Reproduce the listing below exactly. Pictures do not belong in the copy.

* begin Provided material *

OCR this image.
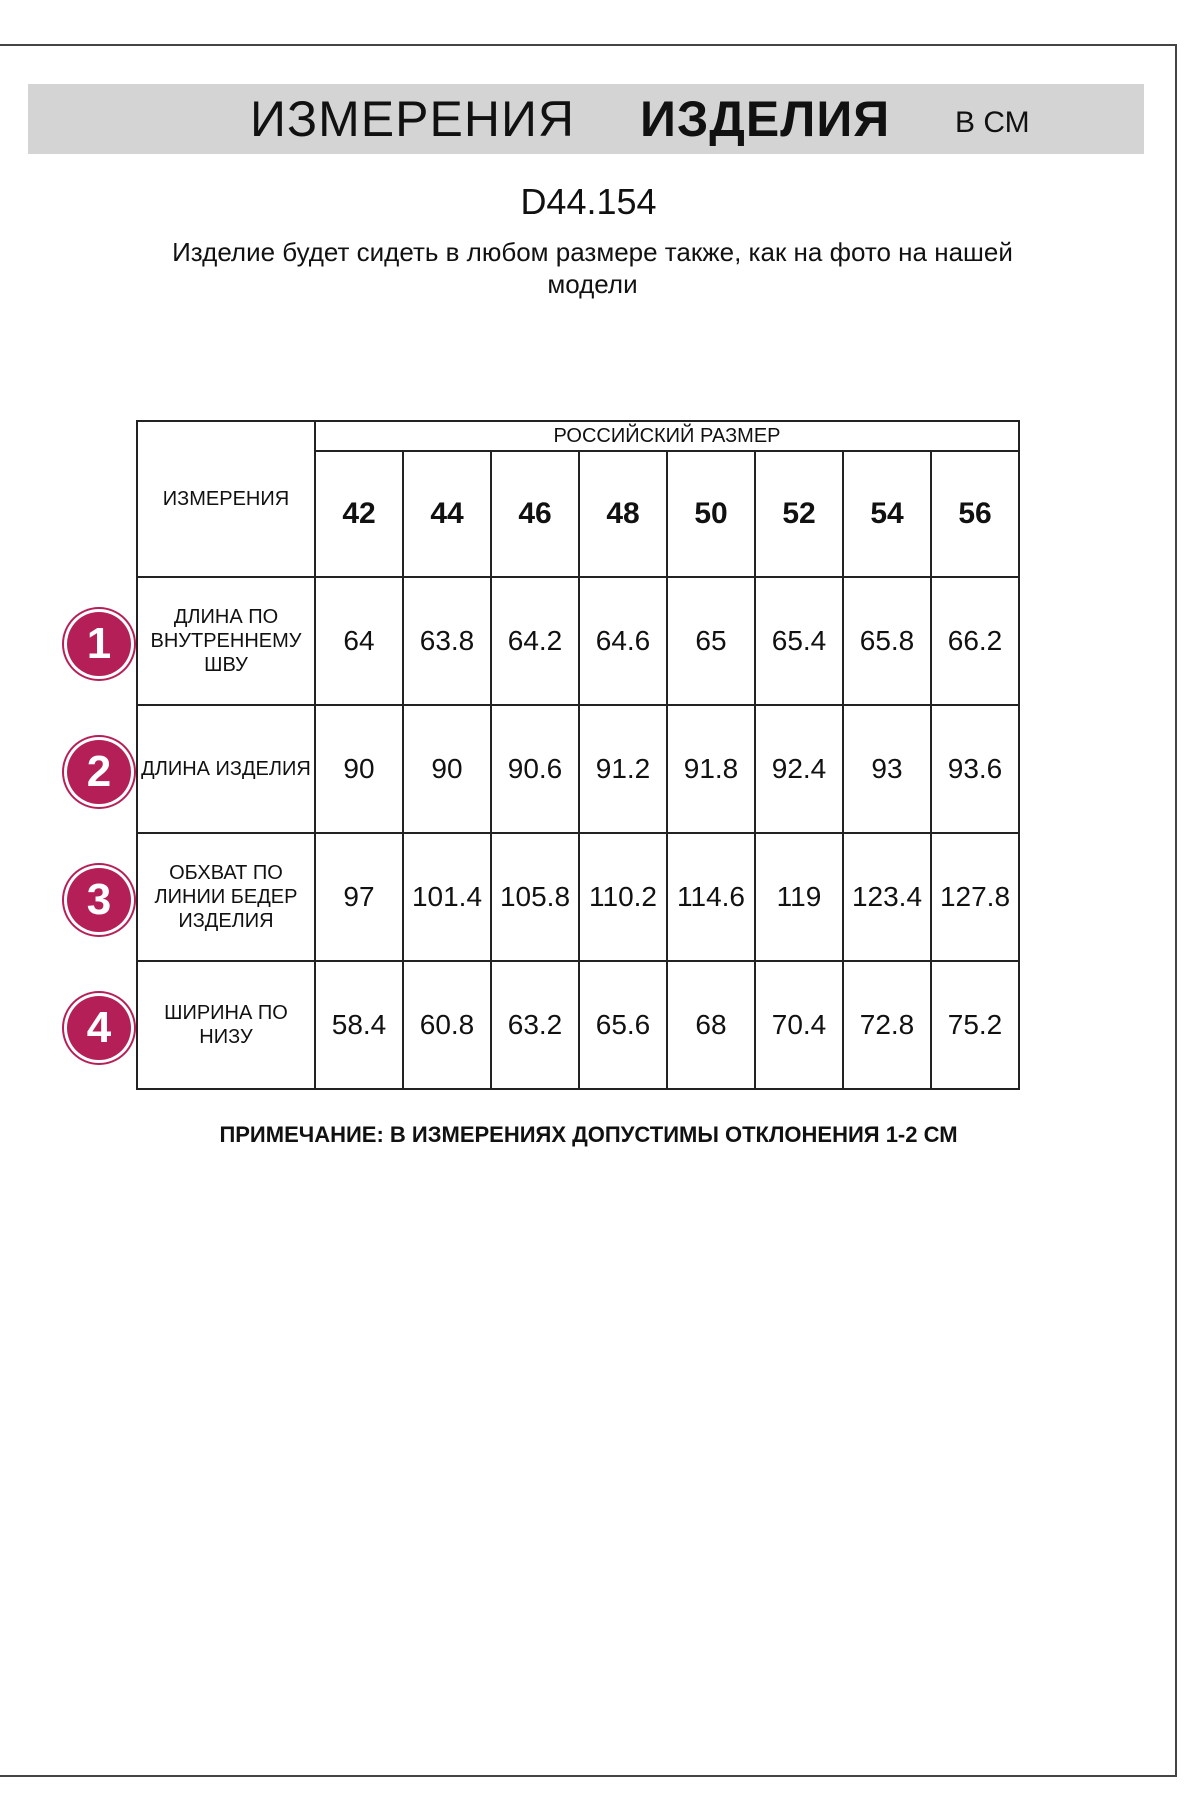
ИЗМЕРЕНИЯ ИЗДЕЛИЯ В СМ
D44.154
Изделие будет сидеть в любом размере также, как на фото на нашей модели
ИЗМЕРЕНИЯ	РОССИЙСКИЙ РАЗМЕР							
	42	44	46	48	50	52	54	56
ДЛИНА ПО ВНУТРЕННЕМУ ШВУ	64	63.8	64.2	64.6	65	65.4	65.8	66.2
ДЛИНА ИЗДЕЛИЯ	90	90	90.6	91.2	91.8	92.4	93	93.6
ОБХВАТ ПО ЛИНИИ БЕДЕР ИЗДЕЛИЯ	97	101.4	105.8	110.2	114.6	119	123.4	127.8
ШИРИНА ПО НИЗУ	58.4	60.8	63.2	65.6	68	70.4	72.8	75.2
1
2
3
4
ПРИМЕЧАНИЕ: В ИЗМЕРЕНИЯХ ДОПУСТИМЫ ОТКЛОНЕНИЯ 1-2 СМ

* end Provided material *

Answer for this exercise
OCR this image.
ИЗМЕРЕНИЯ ИЗДЕЛИЯ В СМ
D44.154
Изделие будет сидеть в любом размере также, как на фото на нашей модели
ИЗМЕРЕНИЯ	РОССИЙСКИЙ РАЗМЕР							
	42	44	46	48	50	52	54	56
ДЛИНА ПО ВНУТРЕННЕМУ ШВУ	64	63.8	64.2	64.6	65	65.4	65.8	66.2
ДЛИНА ИЗДЕЛИЯ	90	90	90.6	91.2	91.8	92.4	93	93.6
ОБХВАТ ПО ЛИНИИ БЕДЕР ИЗДЕЛИЯ	97	101.4	105.8	110.2	114.6	119	123.4	127.8
ШИРИНА ПО НИЗУ	58.4	60.8	63.2	65.6	68	70.4	72.8	75.2
1
2
3
4
ПРИМЕЧАНИЕ: В ИЗМЕРЕНИЯХ ДОПУСТИМЫ ОТКЛОНЕНИЯ 1-2 СМ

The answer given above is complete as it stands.